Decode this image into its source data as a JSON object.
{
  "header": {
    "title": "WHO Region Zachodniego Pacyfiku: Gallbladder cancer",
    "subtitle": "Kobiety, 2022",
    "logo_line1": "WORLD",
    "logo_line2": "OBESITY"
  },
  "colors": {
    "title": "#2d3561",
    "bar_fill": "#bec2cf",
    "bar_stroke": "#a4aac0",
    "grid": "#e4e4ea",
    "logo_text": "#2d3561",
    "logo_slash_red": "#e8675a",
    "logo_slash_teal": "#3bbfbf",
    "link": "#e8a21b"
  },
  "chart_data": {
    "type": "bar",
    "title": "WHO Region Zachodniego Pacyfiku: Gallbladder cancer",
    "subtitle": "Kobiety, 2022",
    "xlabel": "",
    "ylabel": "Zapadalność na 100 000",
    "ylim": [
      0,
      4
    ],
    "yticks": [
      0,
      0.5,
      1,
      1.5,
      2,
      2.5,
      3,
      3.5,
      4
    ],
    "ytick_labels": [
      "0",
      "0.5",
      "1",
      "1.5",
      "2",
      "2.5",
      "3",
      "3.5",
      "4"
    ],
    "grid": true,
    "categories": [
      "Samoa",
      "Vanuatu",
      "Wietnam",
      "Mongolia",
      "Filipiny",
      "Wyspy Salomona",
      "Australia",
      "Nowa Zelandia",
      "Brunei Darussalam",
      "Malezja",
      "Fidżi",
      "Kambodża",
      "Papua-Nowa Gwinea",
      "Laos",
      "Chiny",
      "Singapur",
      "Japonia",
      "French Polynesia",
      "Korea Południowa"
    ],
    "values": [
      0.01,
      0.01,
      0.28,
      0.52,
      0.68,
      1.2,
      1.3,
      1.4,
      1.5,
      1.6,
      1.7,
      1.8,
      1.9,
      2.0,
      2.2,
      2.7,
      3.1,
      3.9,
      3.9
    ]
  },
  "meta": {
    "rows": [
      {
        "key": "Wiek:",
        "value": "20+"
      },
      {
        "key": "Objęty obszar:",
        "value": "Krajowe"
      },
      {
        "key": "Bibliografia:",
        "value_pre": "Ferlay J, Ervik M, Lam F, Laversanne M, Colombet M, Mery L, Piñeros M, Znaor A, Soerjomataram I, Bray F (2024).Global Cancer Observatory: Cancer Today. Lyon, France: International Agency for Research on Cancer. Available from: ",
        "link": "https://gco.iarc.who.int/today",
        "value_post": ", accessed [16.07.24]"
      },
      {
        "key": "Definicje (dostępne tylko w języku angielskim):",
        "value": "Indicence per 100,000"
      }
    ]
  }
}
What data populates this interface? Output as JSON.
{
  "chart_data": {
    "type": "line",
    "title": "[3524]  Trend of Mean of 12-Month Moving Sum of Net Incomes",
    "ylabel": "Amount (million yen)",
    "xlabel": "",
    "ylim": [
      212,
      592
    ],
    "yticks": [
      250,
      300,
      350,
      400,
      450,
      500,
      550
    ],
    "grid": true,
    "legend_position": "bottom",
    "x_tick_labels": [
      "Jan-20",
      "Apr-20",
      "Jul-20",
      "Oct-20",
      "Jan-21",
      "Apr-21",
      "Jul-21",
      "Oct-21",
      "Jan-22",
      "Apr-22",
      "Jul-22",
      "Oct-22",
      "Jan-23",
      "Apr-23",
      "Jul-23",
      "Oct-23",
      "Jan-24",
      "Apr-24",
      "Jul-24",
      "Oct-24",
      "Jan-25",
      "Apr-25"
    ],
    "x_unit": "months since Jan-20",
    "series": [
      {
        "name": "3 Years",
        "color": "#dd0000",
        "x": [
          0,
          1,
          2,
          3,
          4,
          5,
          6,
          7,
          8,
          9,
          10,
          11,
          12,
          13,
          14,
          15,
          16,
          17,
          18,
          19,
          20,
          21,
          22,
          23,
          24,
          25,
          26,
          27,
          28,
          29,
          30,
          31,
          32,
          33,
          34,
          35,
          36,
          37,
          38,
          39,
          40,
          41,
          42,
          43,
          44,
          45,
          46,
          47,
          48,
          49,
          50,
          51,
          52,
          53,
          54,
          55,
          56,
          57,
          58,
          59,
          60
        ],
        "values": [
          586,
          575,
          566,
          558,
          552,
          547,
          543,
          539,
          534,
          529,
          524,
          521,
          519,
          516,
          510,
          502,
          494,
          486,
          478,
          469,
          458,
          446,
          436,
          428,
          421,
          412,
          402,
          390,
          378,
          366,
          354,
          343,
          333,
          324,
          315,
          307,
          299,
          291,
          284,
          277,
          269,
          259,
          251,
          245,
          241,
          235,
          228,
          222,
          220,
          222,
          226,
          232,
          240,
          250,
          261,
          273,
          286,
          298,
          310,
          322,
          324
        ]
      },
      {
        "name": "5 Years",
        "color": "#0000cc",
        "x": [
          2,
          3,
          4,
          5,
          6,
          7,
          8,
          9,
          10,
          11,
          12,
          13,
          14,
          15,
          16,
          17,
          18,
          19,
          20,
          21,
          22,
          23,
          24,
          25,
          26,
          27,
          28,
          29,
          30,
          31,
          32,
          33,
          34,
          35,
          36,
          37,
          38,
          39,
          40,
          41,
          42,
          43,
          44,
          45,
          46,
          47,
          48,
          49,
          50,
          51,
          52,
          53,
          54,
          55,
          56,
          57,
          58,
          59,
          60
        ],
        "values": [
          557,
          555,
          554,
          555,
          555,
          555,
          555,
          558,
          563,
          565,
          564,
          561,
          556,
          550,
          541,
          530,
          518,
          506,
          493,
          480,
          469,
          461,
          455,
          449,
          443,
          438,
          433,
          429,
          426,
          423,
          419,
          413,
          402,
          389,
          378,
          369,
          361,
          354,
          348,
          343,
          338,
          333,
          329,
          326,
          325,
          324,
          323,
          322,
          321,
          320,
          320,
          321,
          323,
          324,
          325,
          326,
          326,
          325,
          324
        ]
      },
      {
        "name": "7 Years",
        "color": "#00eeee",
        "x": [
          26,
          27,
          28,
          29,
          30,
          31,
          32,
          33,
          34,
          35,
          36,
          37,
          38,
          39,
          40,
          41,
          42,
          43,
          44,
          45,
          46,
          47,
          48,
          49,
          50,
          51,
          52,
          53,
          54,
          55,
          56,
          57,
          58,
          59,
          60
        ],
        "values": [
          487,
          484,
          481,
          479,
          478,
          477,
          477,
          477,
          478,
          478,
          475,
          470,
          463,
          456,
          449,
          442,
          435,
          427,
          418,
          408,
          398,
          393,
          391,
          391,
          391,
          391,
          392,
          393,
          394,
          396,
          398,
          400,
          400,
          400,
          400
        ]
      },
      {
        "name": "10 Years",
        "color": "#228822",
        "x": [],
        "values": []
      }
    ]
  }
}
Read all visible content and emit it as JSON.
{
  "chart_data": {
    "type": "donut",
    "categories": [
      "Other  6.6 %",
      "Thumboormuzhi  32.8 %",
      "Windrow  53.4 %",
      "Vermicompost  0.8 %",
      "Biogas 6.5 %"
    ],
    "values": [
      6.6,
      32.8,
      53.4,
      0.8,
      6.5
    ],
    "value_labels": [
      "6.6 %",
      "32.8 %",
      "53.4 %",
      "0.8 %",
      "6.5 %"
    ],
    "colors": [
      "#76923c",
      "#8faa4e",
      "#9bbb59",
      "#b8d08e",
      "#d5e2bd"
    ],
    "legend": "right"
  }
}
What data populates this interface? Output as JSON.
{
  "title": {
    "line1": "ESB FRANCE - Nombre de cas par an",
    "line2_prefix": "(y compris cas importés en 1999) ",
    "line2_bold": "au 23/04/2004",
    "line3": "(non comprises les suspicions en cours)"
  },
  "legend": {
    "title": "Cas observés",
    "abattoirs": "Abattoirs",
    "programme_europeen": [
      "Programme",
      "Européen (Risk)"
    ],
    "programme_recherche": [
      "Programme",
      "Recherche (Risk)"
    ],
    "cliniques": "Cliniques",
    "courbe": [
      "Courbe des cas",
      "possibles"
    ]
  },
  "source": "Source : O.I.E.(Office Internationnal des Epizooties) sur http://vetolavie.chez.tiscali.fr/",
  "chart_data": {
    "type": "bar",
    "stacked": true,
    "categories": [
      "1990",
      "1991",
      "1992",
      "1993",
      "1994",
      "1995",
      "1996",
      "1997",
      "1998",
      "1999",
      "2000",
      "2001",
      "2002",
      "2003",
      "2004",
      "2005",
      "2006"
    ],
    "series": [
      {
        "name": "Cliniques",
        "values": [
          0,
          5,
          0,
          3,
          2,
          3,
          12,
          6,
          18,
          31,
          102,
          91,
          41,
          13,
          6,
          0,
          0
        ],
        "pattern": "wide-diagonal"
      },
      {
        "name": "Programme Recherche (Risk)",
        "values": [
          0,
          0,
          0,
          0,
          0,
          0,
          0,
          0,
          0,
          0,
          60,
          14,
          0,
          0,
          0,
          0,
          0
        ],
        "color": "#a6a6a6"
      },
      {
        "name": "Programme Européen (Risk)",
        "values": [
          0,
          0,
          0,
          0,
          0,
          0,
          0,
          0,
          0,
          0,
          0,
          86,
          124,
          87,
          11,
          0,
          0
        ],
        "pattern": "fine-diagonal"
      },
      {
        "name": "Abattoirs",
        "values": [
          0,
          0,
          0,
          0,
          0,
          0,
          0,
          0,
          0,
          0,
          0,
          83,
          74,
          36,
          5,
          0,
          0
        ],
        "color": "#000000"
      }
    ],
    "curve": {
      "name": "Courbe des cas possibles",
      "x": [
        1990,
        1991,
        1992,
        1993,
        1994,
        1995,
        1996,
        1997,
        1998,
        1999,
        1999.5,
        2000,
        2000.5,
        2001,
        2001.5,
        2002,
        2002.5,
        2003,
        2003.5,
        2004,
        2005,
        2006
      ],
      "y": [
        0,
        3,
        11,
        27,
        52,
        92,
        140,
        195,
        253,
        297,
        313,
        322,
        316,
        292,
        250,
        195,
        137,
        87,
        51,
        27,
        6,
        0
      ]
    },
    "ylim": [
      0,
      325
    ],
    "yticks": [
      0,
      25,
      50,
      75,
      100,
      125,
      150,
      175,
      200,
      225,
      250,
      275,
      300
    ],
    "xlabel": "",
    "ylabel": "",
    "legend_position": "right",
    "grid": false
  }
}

------------------------------------------------------------

(Exercise brief):
Only the number is wanted: how many lines of the data contain the word "ylabel"?

(Solution to the problem):
3